Pull each line holding the word "Pressure" from the data.

• _Supplied data_
--------------------------------------------------
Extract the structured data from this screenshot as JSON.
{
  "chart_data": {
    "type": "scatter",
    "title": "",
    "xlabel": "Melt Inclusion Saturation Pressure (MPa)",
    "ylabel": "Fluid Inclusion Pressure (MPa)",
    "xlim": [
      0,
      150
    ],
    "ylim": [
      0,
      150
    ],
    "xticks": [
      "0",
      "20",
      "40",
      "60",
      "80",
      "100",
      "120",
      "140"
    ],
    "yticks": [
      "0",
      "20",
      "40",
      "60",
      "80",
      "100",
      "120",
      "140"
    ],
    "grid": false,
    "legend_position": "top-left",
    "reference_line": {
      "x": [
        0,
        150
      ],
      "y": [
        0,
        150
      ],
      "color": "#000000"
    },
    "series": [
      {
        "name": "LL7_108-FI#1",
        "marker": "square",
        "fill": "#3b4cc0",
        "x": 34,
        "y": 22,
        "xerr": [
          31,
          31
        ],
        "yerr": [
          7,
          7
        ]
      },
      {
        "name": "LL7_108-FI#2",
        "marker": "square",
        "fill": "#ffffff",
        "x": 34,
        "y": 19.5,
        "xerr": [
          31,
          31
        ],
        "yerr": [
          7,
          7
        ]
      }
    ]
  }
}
--------------------------------------------------
• _Complete output_
    "xlabel": "Melt Inclusion Saturation Pressure (MPa)",
    "ylabel": "Fluid Inclusion Pressure (MPa)",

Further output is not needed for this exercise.